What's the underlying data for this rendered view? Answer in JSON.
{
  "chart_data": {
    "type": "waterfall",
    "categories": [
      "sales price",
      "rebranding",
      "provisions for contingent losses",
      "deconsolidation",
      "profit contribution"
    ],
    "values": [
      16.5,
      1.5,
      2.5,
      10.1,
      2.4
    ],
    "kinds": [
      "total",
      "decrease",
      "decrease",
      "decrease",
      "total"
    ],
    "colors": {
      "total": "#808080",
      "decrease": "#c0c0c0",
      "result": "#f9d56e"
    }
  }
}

********************

Written instruction: Transcribe the full listing above without leaving anything out.

Result of the task:
What's the underlying data for this rendered view? Answer in JSON.
{
  "chart_data": {
    "type": "waterfall",
    "categories": [
      "sales price",
      "rebranding",
      "provisions for contingent losses",
      "deconsolidation",
      "profit contribution"
    ],
    "values": [
      16.5,
      1.5,
      2.5,
      10.1,
      2.4
    ],
    "kinds": [
      "total",
      "decrease",
      "decrease",
      "decrease",
      "total"
    ],
    "colors": {
      "total": "#808080",
      "decrease": "#c0c0c0",
      "result": "#f9d56e"
    }
  }
}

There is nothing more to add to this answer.